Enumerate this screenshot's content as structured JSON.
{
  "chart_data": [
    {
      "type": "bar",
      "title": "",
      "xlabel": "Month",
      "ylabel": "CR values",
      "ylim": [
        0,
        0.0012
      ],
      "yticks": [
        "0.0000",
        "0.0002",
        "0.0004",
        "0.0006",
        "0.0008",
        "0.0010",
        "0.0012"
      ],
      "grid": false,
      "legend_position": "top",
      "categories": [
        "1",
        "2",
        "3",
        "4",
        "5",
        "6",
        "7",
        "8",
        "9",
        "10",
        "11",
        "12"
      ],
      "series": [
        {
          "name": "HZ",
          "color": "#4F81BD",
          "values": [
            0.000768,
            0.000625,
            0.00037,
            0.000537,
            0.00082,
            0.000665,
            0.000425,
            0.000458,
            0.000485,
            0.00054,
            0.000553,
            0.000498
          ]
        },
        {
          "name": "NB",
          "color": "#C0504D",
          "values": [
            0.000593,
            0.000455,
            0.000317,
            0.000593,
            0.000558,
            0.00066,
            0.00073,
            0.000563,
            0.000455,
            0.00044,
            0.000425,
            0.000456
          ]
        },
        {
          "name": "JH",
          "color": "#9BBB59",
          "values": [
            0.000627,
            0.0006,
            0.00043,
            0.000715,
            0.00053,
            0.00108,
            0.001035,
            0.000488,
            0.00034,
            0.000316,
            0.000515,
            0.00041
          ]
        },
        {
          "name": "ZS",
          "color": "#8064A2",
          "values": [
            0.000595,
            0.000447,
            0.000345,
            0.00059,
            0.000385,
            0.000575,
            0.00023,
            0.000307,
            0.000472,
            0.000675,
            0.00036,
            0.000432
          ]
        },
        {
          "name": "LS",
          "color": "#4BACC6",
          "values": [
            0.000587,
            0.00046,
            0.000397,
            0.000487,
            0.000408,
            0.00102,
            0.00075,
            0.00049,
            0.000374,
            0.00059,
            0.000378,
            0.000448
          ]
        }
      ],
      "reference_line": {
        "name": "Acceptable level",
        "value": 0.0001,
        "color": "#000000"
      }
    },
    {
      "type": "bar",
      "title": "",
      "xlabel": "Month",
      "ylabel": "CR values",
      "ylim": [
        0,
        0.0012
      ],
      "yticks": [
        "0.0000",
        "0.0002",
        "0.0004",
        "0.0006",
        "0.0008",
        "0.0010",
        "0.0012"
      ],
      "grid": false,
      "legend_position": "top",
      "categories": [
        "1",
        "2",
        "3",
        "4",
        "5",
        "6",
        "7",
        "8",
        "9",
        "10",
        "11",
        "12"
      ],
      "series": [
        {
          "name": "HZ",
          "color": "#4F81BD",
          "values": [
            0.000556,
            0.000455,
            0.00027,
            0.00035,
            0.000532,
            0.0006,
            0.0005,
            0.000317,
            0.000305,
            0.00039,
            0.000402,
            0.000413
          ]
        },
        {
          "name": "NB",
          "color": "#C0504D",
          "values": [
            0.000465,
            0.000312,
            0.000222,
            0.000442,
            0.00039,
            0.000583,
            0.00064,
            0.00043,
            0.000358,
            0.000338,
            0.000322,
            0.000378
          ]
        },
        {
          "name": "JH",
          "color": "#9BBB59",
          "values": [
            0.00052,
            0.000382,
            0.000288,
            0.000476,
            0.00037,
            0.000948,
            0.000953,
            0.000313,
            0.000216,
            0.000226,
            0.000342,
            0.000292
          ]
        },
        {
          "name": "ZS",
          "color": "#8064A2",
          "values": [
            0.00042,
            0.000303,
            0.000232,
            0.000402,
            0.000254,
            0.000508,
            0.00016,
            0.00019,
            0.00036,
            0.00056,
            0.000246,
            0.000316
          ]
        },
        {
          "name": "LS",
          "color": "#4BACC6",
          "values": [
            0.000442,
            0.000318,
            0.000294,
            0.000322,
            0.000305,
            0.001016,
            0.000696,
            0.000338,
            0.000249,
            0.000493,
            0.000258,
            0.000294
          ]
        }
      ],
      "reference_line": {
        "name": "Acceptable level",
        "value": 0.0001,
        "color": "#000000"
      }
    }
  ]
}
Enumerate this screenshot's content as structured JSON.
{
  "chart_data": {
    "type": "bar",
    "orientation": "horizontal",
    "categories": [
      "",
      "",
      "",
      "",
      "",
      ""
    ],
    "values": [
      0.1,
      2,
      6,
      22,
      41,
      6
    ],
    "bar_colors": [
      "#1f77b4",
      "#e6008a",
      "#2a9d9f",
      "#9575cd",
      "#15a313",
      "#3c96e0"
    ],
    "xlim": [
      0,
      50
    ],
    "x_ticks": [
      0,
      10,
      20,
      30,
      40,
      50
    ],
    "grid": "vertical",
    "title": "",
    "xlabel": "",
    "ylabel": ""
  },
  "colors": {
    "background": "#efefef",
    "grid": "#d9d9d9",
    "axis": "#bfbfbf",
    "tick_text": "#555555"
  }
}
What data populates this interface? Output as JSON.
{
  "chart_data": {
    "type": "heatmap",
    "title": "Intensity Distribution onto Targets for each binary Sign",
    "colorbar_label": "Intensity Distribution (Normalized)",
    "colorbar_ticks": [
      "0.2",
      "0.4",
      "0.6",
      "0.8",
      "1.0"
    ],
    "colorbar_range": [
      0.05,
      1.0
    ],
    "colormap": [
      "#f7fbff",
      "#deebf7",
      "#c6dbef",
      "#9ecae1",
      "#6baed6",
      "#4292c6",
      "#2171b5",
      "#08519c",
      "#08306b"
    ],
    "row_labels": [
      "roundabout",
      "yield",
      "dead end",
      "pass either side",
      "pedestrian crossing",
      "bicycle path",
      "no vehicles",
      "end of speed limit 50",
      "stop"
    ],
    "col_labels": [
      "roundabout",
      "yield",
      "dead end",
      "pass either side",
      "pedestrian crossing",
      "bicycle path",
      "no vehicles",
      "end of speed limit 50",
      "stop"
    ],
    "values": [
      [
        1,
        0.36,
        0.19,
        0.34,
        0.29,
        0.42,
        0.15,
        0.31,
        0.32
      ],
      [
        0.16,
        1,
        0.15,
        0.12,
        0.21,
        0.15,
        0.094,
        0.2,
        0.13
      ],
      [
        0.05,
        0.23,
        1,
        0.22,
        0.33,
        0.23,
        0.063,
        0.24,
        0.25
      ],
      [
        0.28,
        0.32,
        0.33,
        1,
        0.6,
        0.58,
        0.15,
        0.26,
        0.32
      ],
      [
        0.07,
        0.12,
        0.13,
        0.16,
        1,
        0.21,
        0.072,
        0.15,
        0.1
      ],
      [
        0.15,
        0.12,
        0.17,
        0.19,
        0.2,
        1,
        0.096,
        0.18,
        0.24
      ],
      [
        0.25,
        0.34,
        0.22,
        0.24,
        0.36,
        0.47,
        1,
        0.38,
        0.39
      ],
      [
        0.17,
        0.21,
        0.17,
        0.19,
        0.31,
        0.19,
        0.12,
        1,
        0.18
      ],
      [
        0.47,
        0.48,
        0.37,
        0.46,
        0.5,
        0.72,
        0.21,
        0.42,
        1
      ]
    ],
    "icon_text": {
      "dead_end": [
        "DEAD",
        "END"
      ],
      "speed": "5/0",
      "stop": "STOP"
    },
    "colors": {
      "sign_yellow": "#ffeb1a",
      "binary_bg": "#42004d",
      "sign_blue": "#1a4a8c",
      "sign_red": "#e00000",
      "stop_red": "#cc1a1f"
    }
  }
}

━━━━━━━━

**Task prompt:** Output the lines above verbatim and in full.

**Answer:**
Enumerate this screenshot's content as structured JSON.
{
  "chart_data": [
    {
      "type": "bar",
      "title": "",
      "xlabel": "Month",
      "ylabel": "CR values",
      "ylim": [
        0,
        0.0012
      ],
      "yticks": [
        "0.0000",
        "0.0002",
        "0.0004",
        "0.0006",
        "0.0008",
        "0.0010",
        "0.0012"
      ],
      "grid": false,
      "legend_position": "top",
      "categories": [
        "1",
        "2",
        "3",
        "4",
        "5",
        "6",
        "7",
        "8",
        "9",
        "10",
        "11",
        "12"
      ],
      "series": [
        {
          "name": "HZ",
          "color": "#4F81BD",
          "values": [
            0.000768,
            0.000625,
            0.00037,
            0.000537,
            0.00082,
            0.000665,
            0.000425,
            0.000458,
            0.000485,
            0.00054,
            0.000553,
            0.000498
          ]
        },
        {
          "name": "NB",
          "color": "#C0504D",
          "values": [
            0.000593,
            0.000455,
            0.000317,
            0.000593,
            0.000558,
            0.00066,
            0.00073,
            0.000563,
            0.000455,
            0.00044,
            0.000425,
            0.000456
          ]
        },
        {
          "name": "JH",
          "color": "#9BBB59",
          "values": [
            0.000627,
            0.0006,
            0.00043,
            0.000715,
            0.00053,
            0.00108,
            0.001035,
            0.000488,
            0.00034,
            0.000316,
            0.000515,
            0.00041
          ]
        },
        {
          "name": "ZS",
          "color": "#8064A2",
          "values": [
            0.000595,
            0.000447,
            0.000345,
            0.00059,
            0.000385,
            0.000575,
            0.00023,
            0.000307,
            0.000472,
            0.000675,
            0.00036,
            0.000432
          ]
        },
        {
          "name": "LS",
          "color": "#4BACC6",
          "values": [
            0.000587,
            0.00046,
            0.000397,
            0.000487,
            0.000408,
            0.00102,
            0.00075,
            0.00049,
            0.000374,
            0.00059,
            0.000378,
            0.000448
          ]
        }
      ],
      "reference_line": {
        "name": "Acceptable level",
        "value": 0.0001,
        "color": "#000000"
      }
    },
    {
      "type": "bar",
      "title": "",
      "xlabel": "Month",
      "ylabel": "CR values",
      "ylim": [
        0,
        0.0012
      ],
      "yticks": [
        "0.0000",
        "0.0002",
        "0.0004",
        "0.0006",
        "0.0008",
        "0.0010",
        "0.0012"
      ],
      "grid": false,
      "legend_position": "top",
      "categories": [
        "1",
        "2",
        "3",
        "4",
        "5",
        "6",
        "7",
        "8",
        "9",
        "10",
        "11",
        "12"
      ],
      "series": [
        {
          "name": "HZ",
          "color": "#4F81BD",
          "values": [
            0.000556,
            0.000455,
            0.00027,
            0.00035,
            0.000532,
            0.0006,
            0.0005,
            0.000317,
            0.000305,
            0.00039,
            0.000402,
            0.000413
          ]
        },
        {
          "name": "NB",
          "color": "#C0504D",
          "values": [
            0.000465,
            0.000312,
            0.000222,
            0.000442,
            0.00039,
            0.000583,
            0.00064,
            0.00043,
            0.000358,
            0.000338,
            0.000322,
            0.000378
          ]
        },
        {
          "name": "JH",
          "color": "#9BBB59",
          "values": [
            0.00052,
            0.000382,
            0.000288,
            0.000476,
            0.00037,
            0.000948,
            0.000953,
            0.000313,
            0.000216,
            0.000226,
            0.000342,
            0.000292
          ]
        },
        {
          "name": "ZS",
          "color": "#8064A2",
          "values": [
            0.00042,
            0.000303,
            0.000232,
            0.000402,
            0.000254,
            0.000508,
            0.00016,
            0.00019,
            0.00036,
            0.00056,
            0.000246,
            0.000316
          ]
        },
        {
          "name": "LS",
          "color": "#4BACC6",
          "values": [
            0.000442,
            0.000318,
            0.000294,
            0.000322,
            0.000305,
            0.001016,
            0.000696,
            0.000338,
            0.000249,
            0.000493,
            0.000258,
            0.000294
          ]
        }
      ],
      "reference_line": {
        "name": "Acceptable level",
        "value": 0.0001,
        "color": "#000000"
      }
    }
  ]
}
Enumerate this screenshot's content as structured JSON.
{
  "chart_data": {
    "type": "bar",
    "orientation": "horizontal",
    "categories": [
      "",
      "",
      "",
      "",
      "",
      ""
    ],
    "values": [
      0.1,
      2,
      6,
      22,
      41,
      6
    ],
    "bar_colors": [
      "#1f77b4",
      "#e6008a",
      "#2a9d9f",
      "#9575cd",
      "#15a313",
      "#3c96e0"
    ],
    "xlim": [
      0,
      50
    ],
    "x_ticks": [
      0,
      10,
      20,
      30,
      40,
      50
    ],
    "grid": "vertical",
    "title": "",
    "xlabel": "",
    "ylabel": ""
  },
  "colors": {
    "background": "#efefef",
    "grid": "#d9d9d9",
    "axis": "#bfbfbf",
    "tick_text": "#555555"
  }
}
What data populates this interface? Output as JSON.
{
  "chart_data": {
    "type": "heatmap",
    "title": "Intensity Distribution onto Targets for each binary Sign",
    "colorbar_label": "Intensity Distribution (Normalized)",
    "colorbar_ticks": [
      "0.2",
      "0.4",
      "0.6",
      "0.8",
      "1.0"
    ],
    "colorbar_range": [
      0.05,
      1.0
    ],
    "colormap": [
      "#f7fbff",
      "#deebf7",
      "#c6dbef",
      "#9ecae1",
      "#6baed6",
      "#4292c6",
      "#2171b5",
      "#08519c",
      "#08306b"
    ],
    "row_labels": [
      "roundabout",
      "yield",
      "dead end",
      "pass either side",
      "pedestrian crossing",
      "bicycle path",
      "no vehicles",
      "end of speed limit 50",
      "stop"
    ],
    "col_labels": [
      "roundabout",
      "yield",
      "dead end",
      "pass either side",
      "pedestrian crossing",
      "bicycle path",
      "no vehicles",
      "end of speed limit 50",
      "stop"
    ],
    "values": [
      [
        1,
        0.36,
        0.19,
        0.34,
        0.29,
        0.42,
        0.15,
        0.31,
        0.32
      ],
      [
        0.16,
        1,
        0.15,
        0.12,
        0.21,
        0.15,
        0.094,
        0.2,
        0.13
      ],
      [
        0.05,
        0.23,
        1,
        0.22,
        0.33,
        0.23,
        0.063,
        0.24,
        0.25
      ],
      [
        0.28,
        0.32,
        0.33,
        1,
        0.6,
        0.58,
        0.15,
        0.26,
        0.32
      ],
      [
        0.07,
        0.12,
        0.13,
        0.16,
        1,
        0.21,
        0.072,
        0.15,
        0.1
      ],
      [
        0.15,
        0.12,
        0.17,
        0.19,
        0.2,
        1,
        0.096,
        0.18,
        0.24
      ],
      [
        0.25,
        0.34,
        0.22,
        0.24,
        0.36,
        0.47,
        1,
        0.38,
        0.39
      ],
      [
        0.17,
        0.21,
        0.17,
        0.19,
        0.31,
        0.19,
        0.12,
        1,
        0.18
      ],
      [
        0.47,
        0.48,
        0.37,
        0.46,
        0.5,
        0.72,
        0.21,
        0.42,
        1
      ]
    ],
    "icon_text": {
      "dead_end": [
        "DEAD",
        "END"
      ],
      "speed": "5/0",
      "stop": "STOP"
    },
    "colors": {
      "sign_yellow": "#ffeb1a",
      "binary_bg": "#42004d",
      "sign_blue": "#1a4a8c",
      "sign_red": "#e00000",
      "stop_red": "#cc1a1f"
    }
  }
}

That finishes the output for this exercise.